Data entries:
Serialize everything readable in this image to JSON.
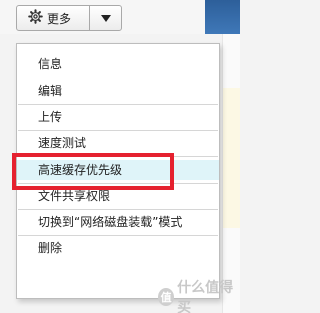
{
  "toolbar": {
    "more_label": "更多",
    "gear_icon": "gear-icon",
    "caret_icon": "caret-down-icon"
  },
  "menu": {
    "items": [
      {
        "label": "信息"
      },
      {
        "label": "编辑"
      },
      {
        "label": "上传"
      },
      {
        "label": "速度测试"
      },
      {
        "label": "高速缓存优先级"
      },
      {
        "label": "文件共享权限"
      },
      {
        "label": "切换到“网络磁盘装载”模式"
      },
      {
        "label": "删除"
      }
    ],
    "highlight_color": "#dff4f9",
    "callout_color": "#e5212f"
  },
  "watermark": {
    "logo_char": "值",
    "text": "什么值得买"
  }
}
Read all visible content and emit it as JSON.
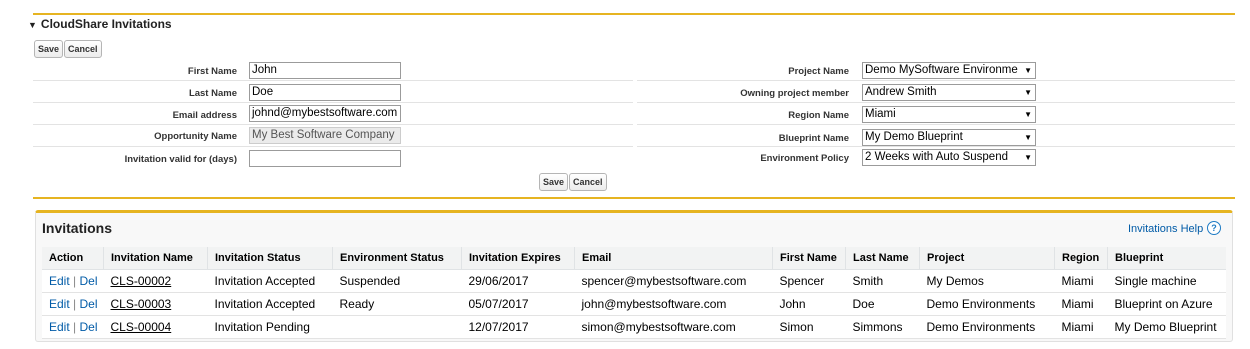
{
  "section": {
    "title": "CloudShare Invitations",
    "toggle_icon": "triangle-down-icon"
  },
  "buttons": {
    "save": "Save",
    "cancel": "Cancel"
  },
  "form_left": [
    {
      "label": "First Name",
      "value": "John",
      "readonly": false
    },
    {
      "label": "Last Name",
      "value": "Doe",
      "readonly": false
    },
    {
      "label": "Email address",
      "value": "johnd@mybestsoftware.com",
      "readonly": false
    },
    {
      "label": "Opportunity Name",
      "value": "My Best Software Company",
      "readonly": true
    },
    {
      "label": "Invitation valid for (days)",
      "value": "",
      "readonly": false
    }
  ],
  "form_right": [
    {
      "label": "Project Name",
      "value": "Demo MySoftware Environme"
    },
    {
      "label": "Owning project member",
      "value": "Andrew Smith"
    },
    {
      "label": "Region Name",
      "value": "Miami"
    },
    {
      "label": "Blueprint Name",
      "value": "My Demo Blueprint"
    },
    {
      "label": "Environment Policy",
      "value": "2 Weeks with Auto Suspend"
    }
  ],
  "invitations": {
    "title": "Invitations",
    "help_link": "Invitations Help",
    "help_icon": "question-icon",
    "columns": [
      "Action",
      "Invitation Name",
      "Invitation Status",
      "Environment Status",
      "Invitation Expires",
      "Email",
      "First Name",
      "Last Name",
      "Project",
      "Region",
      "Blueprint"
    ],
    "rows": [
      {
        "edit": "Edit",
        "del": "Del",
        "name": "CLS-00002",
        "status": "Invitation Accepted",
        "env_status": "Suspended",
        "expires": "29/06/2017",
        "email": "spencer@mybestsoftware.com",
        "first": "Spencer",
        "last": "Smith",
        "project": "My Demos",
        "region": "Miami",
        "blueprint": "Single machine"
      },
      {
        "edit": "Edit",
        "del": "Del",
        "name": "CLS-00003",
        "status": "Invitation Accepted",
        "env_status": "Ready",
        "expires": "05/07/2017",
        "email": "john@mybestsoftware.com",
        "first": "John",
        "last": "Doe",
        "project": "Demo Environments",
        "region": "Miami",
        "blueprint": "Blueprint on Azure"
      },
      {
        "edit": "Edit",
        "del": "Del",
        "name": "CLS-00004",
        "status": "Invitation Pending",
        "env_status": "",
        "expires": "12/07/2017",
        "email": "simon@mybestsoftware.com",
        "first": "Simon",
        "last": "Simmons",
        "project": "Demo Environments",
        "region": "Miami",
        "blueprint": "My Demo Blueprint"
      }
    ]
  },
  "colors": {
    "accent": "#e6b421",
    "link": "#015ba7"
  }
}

__The problem__
Without including the pictures, return each record above exactly as it stands.

__Output of the exercise__
Serialize everything readable in this image to JSON.
{
  "toolbar": {
    "more_label": "更多",
    "gear_icon": "gear-icon",
    "caret_icon": "caret-down-icon"
  },
  "menu": {
    "items": [
      {
        "label": "信息"
      },
      {
        "label": "编辑"
      },
      {
        "label": "上传"
      },
      {
        "label": "速度测试"
      },
      {
        "label": "高速缓存优先级"
      },
      {
        "label": "文件共享权限"
      },
      {
        "label": "切换到“网络磁盘装载”模式"
      },
      {
        "label": "删除"
      }
    ],
    "highlight_color": "#dff4f9",
    "callout_color": "#e5212f"
  },
  "watermark": {
    "logo_char": "值",
    "text": "什么值得买"
  }
}
Read all visible content and emit it as JSON.
{
  "section": {
    "title": "CloudShare Invitations",
    "toggle_icon": "triangle-down-icon"
  },
  "buttons": {
    "save": "Save",
    "cancel": "Cancel"
  },
  "form_left": [
    {
      "label": "First Name",
      "value": "John",
      "readonly": false
    },
    {
      "label": "Last Name",
      "value": "Doe",
      "readonly": false
    },
    {
      "label": "Email address",
      "value": "johnd@mybestsoftware.com",
      "readonly": false
    },
    {
      "label": "Opportunity Name",
      "value": "My Best Software Company",
      "readonly": true
    },
    {
      "label": "Invitation valid for (days)",
      "value": "",
      "readonly": false
    }
  ],
  "form_right": [
    {
      "label": "Project Name",
      "value": "Demo MySoftware Environme"
    },
    {
      "label": "Owning project member",
      "value": "Andrew Smith"
    },
    {
      "label": "Region Name",
      "value": "Miami"
    },
    {
      "label": "Blueprint Name",
      "value": "My Demo Blueprint"
    },
    {
      "label": "Environment Policy",
      "value": "2 Weeks with Auto Suspend"
    }
  ],
  "invitations": {
    "title": "Invitations",
    "help_link": "Invitations Help",
    "help_icon": "question-icon",
    "columns": [
      "Action",
      "Invitation Name",
      "Invitation Status",
      "Environment Status",
      "Invitation Expires",
      "Email",
      "First Name",
      "Last Name",
      "Project",
      "Region",
      "Blueprint"
    ],
    "rows": [
      {
        "edit": "Edit",
        "del": "Del",
        "name": "CLS-00002",
        "status": "Invitation Accepted",
        "env_status": "Suspended",
        "expires": "29/06/2017",
        "email": "spencer@mybestsoftware.com",
        "first": "Spencer",
        "last": "Smith",
        "project": "My Demos",
        "region": "Miami",
        "blueprint": "Single machine"
      },
      {
        "edit": "Edit",
        "del": "Del",
        "name": "CLS-00003",
        "status": "Invitation Accepted",
        "env_status": "Ready",
        "expires": "05/07/2017",
        "email": "john@mybestsoftware.com",
        "first": "John",
        "last": "Doe",
        "project": "Demo Environments",
        "region": "Miami",
        "blueprint": "Blueprint on Azure"
      },
      {
        "edit": "Edit",
        "del": "Del",
        "name": "CLS-00004",
        "status": "Invitation Pending",
        "env_status": "",
        "expires": "12/07/2017",
        "email": "simon@mybestsoftware.com",
        "first": "Simon",
        "last": "Simmons",
        "project": "Demo Environments",
        "region": "Miami",
        "blueprint": "My Demo Blueprint"
      }
    ]
  },
  "colors": {
    "accent": "#e6b421",
    "link": "#015ba7"
  }
}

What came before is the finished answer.